**Job**
Copy each line where the word "Output" occurs.
────
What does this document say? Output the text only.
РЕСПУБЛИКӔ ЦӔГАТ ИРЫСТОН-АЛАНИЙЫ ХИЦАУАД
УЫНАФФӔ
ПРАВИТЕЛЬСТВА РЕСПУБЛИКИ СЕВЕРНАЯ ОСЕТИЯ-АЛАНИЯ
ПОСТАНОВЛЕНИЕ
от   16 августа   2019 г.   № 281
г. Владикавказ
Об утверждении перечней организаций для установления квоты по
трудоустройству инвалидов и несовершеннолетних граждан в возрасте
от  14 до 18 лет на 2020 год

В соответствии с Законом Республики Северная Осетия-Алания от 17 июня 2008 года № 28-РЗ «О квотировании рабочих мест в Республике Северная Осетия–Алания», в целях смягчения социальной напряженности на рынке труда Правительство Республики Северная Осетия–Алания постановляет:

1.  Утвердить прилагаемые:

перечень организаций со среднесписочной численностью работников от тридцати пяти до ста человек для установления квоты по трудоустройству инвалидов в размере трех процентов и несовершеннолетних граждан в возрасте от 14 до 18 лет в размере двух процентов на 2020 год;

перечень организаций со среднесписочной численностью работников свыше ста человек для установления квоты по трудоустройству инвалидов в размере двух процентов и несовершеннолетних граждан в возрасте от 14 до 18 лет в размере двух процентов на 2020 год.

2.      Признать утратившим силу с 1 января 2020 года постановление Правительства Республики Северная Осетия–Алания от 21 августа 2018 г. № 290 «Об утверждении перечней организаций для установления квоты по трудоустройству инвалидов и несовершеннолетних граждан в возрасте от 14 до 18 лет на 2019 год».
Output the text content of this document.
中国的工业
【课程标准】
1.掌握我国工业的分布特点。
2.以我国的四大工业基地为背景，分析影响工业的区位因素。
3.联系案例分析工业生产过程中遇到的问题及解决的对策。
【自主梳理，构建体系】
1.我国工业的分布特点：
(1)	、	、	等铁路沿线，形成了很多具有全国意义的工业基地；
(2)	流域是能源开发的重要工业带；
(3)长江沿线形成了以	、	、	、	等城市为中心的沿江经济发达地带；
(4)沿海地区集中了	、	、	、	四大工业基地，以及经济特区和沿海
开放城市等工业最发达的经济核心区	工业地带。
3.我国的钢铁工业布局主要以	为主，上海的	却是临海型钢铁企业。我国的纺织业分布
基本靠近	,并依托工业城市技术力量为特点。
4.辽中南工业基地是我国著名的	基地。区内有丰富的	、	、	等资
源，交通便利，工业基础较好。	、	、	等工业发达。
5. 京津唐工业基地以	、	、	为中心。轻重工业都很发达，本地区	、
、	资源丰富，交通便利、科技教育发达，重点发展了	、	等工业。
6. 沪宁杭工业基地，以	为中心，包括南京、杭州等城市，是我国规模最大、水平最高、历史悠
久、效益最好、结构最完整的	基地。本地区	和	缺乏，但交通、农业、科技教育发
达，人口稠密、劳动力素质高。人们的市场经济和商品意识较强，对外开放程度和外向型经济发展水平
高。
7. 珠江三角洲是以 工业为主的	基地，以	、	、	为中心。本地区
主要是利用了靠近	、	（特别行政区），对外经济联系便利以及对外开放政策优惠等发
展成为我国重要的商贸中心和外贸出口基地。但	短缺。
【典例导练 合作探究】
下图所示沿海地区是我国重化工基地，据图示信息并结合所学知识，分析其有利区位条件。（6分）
────
**Full response**
What does this document say? Output the text only.
Output the text content of this document.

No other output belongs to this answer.